▸ **Aim**:
In the entries, find all lines that hold the word "external" and copy them.

▸ **Task inputs**:
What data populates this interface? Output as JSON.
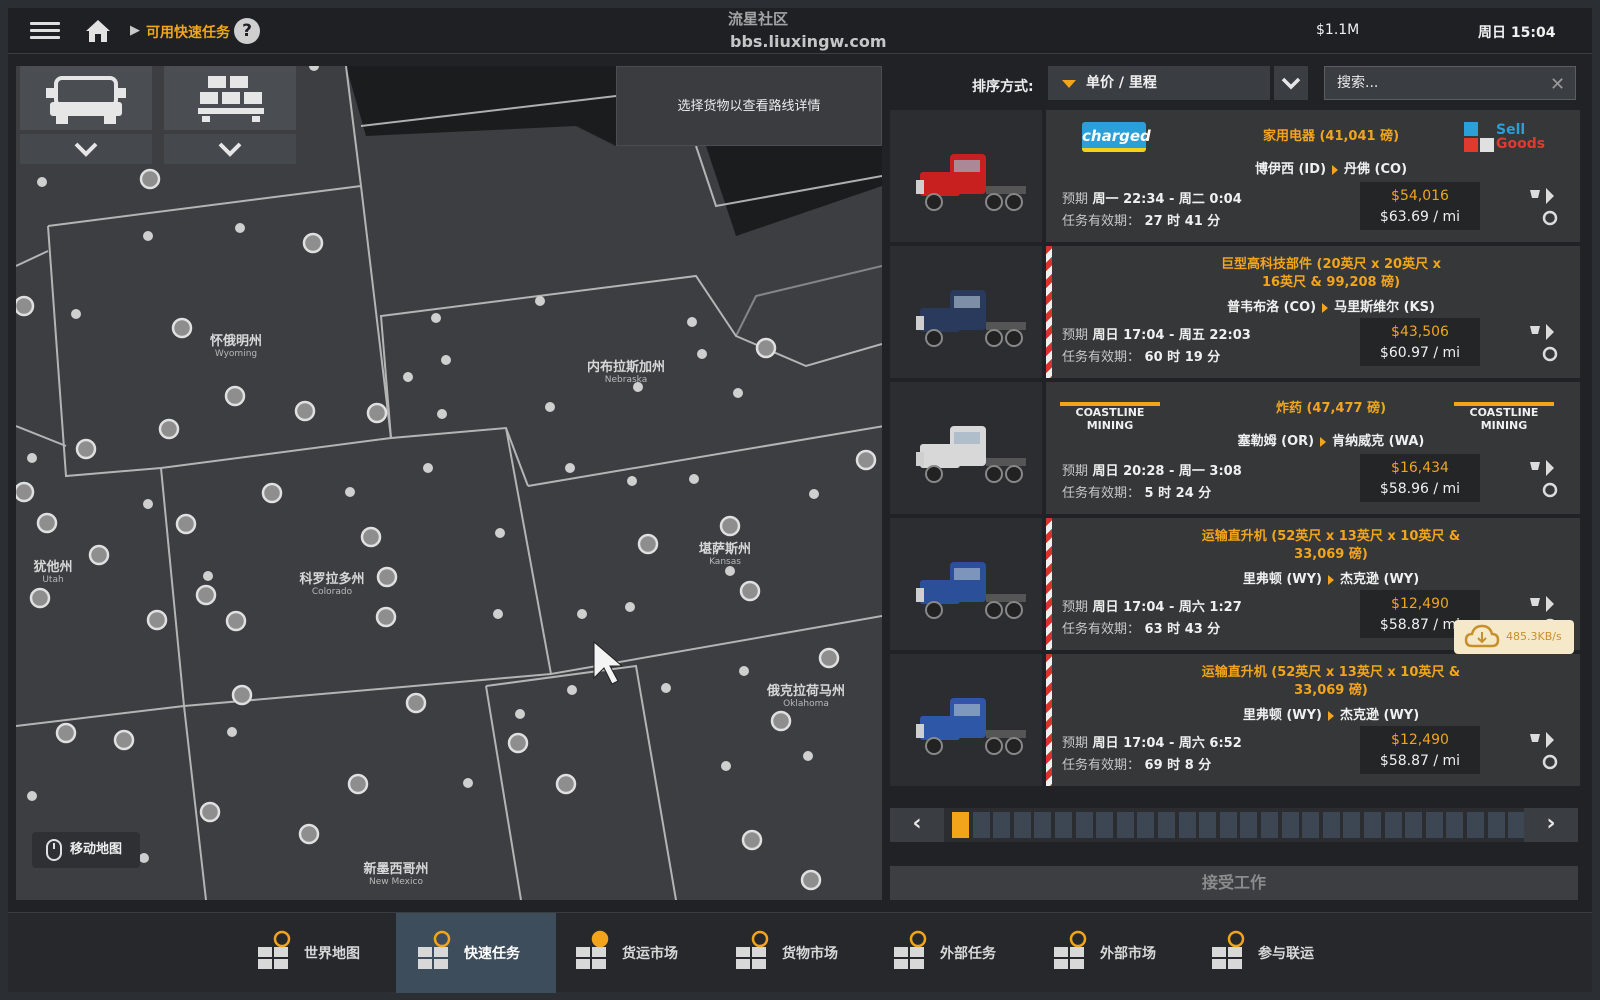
{
  "topbar": {
    "breadcrumb": "可用快速任务",
    "help": "?",
    "watermark_1": "流星社区",
    "watermark_2": "bbs.liuxingw.com",
    "money": "$1.1M",
    "time": "周日 15:04"
  },
  "map": {
    "info": "选择货物以查看路线详情",
    "move_map": "移动地图",
    "states": [
      {
        "name": "怀俄明州",
        "en": "Wyoming"
      },
      {
        "name": "内布拉斯加州",
        "en": "Nebraska"
      },
      {
        "name": "犹他州",
        "en": "Utah"
      },
      {
        "name": "科罗拉多州",
        "en": "Colorado"
      },
      {
        "name": "堪萨斯州",
        "en": "Kansas"
      },
      {
        "name": "俄克拉荷马州",
        "en": "Oklahoma"
      },
      {
        "name": "新墨西哥州",
        "en": "New Mexico"
      }
    ]
  },
  "sort": {
    "label": "排序方式:",
    "value": "单价 / 里程",
    "search_placeholder": "搜索..."
  },
  "jobs": [
    {
      "cargo": "家用电器 (41,041 磅)",
      "cargo_2": "",
      "from": "博伊西 (ID)",
      "to": "丹佛 (CO)",
      "eta_label": "预期",
      "eta": "周一 22:34 - 周二 0:04",
      "valid_label": "任务有效期：",
      "valid": "27 时 41 分",
      "total": "$54,016",
      "rate": "$63.69 / mi",
      "logo_left": "charged",
      "logo_right_1": "Sell",
      "logo_right_2": "Goods",
      "truck_color": "#c8201f",
      "stripe": false
    },
    {
      "cargo": "巨型高科技部件 (20英尺 x 20英尺 x",
      "cargo_2": "16英尺 & 99,208 磅)",
      "from": "普韦布洛 (CO)",
      "to": "马里斯维尔 (KS)",
      "eta_label": "预期",
      "eta": "周日 17:04 - 周五 22:03",
      "valid_label": "任务有效期：",
      "valid": "60 时 19 分",
      "total": "$43,506",
      "rate": "$60.97 / mi",
      "logo_left": "",
      "logo_right_1": "",
      "logo_right_2": "",
      "truck_color": "#2a3a5c",
      "stripe": true
    },
    {
      "cargo": "炸药 (47,477 磅)",
      "cargo_2": "",
      "from": "塞勒姆 (OR)",
      "to": "肯纳威克 (WA)",
      "eta_label": "预期",
      "eta": "周日 20:28 - 周一 3:08",
      "valid_label": "任务有效期：",
      "valid": "5 时 24 分",
      "total": "$16,434",
      "rate": "$58.96 / mi",
      "logo_left": "COASTLINE MINING",
      "logo_right_1": "COASTLINE MINING",
      "logo_right_2": "",
      "truck_color": "#d8d8d8",
      "stripe": false
    },
    {
      "cargo": "运输直升机 (52英尺 x 13英尺 x 10英尺 &",
      "cargo_2": "33,069 磅)",
      "from": "里弗顿 (WY)",
      "to": "杰克逊 (WY)",
      "eta_label": "预期",
      "eta": "周日 17:04 - 周六 1:27",
      "valid_label": "任务有效期：",
      "valid": "63 时 43 分",
      "total": "$12,490",
      "rate": "$58.87 / mi",
      "logo_left": "",
      "logo_right_1": "",
      "logo_right_2": "",
      "truck_color": "#2c4f9a",
      "stripe": true
    },
    {
      "cargo": "运输直升机 (52英尺 x 13英尺 x 10英尺 &",
      "cargo_2": "33,069 磅)",
      "from": "里弗顿 (WY)",
      "to": "杰克逊 (WY)",
      "eta_label": "预期",
      "eta": "周日 17:04 - 周六 6:52",
      "valid_label": "任务有效期：",
      "valid": "69 时 8 分",
      "total": "$12,490",
      "rate": "$58.87 / mi",
      "logo_left": "",
      "logo_right_1": "",
      "logo_right_2": "",
      "truck_color": "#2f57a8",
      "stripe": true
    }
  ],
  "pager": {
    "prev": "‹",
    "next": "›",
    "pages": 28,
    "current": 1
  },
  "accept": "接受工作",
  "tooltip": {
    "speed": "485.3KB/s",
    "badge": "1"
  },
  "nav": [
    {
      "label": "世界地图",
      "icon": "world-map-icon"
    },
    {
      "label": "快速任务",
      "icon": "quick-job-icon"
    },
    {
      "label": "货运市场",
      "icon": "freight-market-icon"
    },
    {
      "label": "货物市场",
      "icon": "cargo-market-icon"
    },
    {
      "label": "外部任务",
      "icon": "external-jobs-icon"
    },
    {
      "label": "外部市场",
      "icon": "external-market-icon"
    },
    {
      "label": "参与联运",
      "icon": "convoy-icon"
    }
  ],
  "colors": {
    "accent": "#f2a51a",
    "active_nav": "#3d4d5b",
    "panel": "#353739"
  }
}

▸ **Result of this exercise**:
      "icon": "external-jobs-icon"
      "icon": "external-market-icon"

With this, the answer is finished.